INSTRUCTIONS TO FOLLOW
Gather all lines in the records below that include the word "HREIT".

RECORDS TO USE

——————————

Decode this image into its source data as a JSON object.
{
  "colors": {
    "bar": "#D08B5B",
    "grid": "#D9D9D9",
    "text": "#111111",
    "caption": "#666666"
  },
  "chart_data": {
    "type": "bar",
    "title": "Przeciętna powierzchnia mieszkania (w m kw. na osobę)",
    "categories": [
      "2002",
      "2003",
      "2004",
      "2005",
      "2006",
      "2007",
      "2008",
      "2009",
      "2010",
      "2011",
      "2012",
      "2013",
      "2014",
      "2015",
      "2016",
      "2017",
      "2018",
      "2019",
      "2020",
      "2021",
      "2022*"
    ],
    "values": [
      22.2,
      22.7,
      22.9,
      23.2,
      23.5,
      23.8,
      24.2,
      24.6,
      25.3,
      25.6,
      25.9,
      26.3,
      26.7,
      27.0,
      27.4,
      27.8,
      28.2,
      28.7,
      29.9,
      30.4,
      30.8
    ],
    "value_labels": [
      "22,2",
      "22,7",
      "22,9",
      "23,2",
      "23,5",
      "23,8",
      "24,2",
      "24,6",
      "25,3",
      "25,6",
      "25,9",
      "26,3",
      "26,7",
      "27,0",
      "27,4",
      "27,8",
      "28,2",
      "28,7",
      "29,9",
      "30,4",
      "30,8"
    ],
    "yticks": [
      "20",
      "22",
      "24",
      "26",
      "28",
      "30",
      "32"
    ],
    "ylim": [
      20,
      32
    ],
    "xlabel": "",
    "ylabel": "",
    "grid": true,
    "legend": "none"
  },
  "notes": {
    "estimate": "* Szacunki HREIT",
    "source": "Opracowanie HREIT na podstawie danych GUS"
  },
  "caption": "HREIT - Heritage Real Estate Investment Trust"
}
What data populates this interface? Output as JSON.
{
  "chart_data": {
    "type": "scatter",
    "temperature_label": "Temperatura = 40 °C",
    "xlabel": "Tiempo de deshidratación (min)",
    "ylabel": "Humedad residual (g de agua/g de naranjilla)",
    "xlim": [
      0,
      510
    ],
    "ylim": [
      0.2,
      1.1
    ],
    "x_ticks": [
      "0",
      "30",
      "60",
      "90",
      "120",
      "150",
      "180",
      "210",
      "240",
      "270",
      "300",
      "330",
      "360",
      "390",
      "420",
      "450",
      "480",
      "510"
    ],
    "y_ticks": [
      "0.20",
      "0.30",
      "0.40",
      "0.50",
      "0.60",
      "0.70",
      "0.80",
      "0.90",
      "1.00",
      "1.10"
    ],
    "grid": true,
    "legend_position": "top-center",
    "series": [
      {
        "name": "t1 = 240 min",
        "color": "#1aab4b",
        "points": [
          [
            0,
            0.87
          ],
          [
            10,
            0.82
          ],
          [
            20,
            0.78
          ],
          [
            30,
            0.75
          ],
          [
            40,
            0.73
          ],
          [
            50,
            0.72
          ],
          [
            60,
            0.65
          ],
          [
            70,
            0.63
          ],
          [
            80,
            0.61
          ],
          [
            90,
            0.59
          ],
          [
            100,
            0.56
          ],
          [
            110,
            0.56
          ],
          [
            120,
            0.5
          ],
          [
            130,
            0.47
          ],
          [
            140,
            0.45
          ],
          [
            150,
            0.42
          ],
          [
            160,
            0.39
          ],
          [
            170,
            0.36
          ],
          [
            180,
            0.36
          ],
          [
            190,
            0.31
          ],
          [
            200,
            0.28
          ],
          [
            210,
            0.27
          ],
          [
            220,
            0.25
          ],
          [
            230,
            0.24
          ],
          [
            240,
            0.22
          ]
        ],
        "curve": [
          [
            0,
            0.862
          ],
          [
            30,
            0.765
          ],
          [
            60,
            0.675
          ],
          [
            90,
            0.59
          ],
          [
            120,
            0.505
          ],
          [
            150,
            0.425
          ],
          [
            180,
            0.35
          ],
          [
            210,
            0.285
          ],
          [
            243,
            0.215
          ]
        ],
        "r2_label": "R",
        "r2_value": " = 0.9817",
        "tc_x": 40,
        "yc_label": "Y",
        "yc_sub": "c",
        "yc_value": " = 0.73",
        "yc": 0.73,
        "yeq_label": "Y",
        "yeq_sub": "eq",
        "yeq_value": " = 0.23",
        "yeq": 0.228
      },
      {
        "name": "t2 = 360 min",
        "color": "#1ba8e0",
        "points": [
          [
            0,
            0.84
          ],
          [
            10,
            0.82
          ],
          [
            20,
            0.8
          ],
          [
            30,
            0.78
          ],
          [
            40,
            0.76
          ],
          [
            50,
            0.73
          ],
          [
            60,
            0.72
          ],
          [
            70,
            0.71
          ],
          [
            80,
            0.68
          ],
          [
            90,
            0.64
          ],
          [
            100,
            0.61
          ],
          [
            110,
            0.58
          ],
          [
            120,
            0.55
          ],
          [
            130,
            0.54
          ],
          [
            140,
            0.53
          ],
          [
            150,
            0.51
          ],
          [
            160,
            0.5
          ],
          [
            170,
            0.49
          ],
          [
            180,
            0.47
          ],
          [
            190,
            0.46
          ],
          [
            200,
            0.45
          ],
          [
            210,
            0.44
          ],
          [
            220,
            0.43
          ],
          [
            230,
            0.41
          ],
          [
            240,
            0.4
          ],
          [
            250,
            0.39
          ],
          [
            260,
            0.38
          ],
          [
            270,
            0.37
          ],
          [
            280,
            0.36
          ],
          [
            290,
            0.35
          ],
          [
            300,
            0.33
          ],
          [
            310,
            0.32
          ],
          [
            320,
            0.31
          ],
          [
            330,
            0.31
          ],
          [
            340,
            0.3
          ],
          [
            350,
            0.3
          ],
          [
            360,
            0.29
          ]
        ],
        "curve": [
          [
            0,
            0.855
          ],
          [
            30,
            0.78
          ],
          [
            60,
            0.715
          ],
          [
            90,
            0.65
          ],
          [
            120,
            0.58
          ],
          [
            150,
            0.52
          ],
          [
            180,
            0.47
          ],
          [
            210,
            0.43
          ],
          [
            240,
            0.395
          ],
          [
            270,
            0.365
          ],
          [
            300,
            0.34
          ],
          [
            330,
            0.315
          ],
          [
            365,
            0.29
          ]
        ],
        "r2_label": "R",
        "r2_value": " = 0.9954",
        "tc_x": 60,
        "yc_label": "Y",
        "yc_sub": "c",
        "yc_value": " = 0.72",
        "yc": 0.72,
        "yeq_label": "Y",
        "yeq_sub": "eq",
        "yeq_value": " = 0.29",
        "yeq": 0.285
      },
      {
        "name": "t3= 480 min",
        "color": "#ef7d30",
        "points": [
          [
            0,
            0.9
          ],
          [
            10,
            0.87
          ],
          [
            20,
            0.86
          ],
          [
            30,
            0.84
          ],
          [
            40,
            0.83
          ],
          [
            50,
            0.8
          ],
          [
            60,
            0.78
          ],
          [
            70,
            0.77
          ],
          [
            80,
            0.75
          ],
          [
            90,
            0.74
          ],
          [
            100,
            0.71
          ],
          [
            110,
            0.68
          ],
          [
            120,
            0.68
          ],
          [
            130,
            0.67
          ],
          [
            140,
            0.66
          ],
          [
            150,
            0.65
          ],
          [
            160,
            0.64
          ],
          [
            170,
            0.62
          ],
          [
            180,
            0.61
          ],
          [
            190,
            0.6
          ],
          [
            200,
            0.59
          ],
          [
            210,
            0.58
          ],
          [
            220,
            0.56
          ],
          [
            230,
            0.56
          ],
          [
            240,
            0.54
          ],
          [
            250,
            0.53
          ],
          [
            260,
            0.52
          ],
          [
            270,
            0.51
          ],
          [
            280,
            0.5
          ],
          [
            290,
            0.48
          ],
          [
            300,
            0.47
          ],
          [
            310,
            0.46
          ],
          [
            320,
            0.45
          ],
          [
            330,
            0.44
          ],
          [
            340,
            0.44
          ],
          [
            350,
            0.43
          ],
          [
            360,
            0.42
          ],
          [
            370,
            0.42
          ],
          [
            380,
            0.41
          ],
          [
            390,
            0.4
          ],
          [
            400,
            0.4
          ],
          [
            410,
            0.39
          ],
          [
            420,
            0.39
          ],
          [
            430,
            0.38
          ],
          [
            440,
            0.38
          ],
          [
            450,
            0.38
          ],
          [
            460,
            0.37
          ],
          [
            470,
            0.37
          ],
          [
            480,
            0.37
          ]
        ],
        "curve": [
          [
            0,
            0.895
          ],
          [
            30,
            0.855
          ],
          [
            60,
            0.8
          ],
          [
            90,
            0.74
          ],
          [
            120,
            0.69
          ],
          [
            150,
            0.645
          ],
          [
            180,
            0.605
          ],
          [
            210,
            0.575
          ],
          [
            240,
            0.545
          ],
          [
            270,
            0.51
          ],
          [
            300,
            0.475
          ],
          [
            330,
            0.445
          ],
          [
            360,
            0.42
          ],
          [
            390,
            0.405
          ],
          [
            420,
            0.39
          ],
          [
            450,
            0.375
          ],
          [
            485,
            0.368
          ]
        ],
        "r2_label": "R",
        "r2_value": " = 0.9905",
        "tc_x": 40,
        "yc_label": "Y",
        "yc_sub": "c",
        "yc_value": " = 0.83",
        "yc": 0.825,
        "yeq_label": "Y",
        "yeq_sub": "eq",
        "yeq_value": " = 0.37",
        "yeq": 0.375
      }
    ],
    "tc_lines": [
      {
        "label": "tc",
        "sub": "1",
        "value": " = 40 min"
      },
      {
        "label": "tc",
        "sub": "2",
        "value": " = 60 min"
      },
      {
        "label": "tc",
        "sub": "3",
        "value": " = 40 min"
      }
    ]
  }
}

——————————

EXPECTED ANSWER
    "estimate": "* Szacunki HREIT",
    "source": "Opracowanie HREIT na podstawie danych GUS"
  "caption": "HREIT - Heritage Real Estate Investment Trust"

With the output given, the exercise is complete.